▸ **Exercise requirements**:
Set out the lines of the material between the line holding "Patent image size: (714, 437)." and the line holding "The holder 6 is at (473, 348).", inclusive, as a Markdown table with the columns Row and Line. Number each line and leave out blank lines.

▸ **Source data**:

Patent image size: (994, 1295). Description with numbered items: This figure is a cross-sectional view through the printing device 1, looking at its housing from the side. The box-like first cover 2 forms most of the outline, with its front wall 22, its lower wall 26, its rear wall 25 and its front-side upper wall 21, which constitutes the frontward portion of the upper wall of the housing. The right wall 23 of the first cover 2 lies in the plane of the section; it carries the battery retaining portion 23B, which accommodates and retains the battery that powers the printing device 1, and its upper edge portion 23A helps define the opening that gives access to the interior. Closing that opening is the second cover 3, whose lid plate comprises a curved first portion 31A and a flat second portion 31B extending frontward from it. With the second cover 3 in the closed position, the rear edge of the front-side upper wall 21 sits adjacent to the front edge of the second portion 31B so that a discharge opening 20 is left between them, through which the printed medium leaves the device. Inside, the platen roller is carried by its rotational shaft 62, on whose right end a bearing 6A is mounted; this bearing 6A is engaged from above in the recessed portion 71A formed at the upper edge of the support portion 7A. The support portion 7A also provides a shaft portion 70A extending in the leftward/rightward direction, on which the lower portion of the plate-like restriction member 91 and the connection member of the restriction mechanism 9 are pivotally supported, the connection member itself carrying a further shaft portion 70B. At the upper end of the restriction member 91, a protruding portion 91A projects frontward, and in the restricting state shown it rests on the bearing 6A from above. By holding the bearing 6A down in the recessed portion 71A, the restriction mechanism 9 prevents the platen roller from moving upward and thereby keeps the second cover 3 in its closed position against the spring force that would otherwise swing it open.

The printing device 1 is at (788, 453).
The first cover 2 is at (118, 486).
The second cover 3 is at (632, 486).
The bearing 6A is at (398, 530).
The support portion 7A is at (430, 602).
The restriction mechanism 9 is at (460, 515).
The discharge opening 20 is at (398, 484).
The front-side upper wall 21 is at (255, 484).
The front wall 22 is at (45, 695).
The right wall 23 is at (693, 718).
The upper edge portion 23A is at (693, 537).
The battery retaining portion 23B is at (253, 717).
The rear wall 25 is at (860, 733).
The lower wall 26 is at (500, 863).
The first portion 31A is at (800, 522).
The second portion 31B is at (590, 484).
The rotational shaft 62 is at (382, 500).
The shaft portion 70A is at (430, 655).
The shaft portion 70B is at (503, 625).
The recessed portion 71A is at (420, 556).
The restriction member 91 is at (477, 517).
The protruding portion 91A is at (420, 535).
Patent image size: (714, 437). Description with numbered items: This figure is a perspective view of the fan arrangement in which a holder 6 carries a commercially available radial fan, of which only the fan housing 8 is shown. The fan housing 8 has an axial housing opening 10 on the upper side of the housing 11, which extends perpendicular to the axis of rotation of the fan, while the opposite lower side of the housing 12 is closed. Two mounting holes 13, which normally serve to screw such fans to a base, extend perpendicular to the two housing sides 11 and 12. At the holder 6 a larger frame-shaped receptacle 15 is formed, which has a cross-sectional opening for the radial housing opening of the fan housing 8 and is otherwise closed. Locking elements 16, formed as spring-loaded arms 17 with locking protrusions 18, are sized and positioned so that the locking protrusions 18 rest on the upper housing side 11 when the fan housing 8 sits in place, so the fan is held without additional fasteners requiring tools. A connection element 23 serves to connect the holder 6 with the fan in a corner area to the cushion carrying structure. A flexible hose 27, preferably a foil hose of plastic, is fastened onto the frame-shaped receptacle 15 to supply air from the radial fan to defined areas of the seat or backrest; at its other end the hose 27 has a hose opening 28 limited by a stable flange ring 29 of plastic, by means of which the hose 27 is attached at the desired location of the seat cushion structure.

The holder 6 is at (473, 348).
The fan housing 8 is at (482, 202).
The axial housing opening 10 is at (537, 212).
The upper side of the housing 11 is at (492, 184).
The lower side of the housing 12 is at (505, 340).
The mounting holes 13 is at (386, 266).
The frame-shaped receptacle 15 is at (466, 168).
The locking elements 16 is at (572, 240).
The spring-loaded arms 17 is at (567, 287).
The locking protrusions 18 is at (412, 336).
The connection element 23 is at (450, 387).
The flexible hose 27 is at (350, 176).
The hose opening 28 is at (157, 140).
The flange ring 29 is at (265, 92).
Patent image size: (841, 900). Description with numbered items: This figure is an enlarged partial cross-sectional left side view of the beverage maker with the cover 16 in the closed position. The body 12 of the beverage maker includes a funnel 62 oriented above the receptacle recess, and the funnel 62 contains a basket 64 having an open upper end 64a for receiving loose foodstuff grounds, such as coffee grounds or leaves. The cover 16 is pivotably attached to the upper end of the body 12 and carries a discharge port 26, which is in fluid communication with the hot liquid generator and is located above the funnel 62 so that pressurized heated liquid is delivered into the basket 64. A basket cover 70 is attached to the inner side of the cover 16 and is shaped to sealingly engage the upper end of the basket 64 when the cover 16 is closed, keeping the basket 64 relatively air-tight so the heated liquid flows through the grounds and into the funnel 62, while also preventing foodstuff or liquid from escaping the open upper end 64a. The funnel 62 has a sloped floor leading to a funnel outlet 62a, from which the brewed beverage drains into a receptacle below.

▸ **Solution for this problem**:
| Row | Line |
|---|---|
| 1 | Patent image size: (714, 437). Description with numbered items: This figure is a perspective view of the fan arrangement in which a holder 6 carries a commercially available radial fan, of which only the fan housing 8 is shown. The fan housing 8 has an axial housing opening 10 on the upper side of the housing 11, which extends perpendicular to the axis of rotation of the fan, while the opposite lower side of the housing 12 is closed. Two mounting holes 13, which normally serve to screw such fans to a base, extend perpendicular to the two housing sides 11 and 12. At the holder 6 a larger frame-shaped receptacle 15 is formed, which has a cross-sectional opening for the radial housing opening of the fan housing 8 and is otherwise closed. Locking elements 16, formed as spring-loaded arms 17 with locking protrusions 18, are sized and positioned so that the locking protrusions 18 rest on the upper housing side 11 when the fan housing 8 sits in place, so the fan is held without additional fasteners requiring tools. A connection element 23 serves to connect the holder 6 with the fan in a corner area to the cushion carrying structure. A flexible hose 27, preferably a foil hose of plastic, is fastened onto the frame-shaped receptacle 15 to supply air from the radial fan to defined areas of the seat or backrest; at its other end the hose 27 has a hose opening 28 limited by a stable flange ring 29 of plastic, by means of which the hose 27 is attached at the desired location of the seat cushion structure. |
| 2 | The holder 6 is at (473, 348). |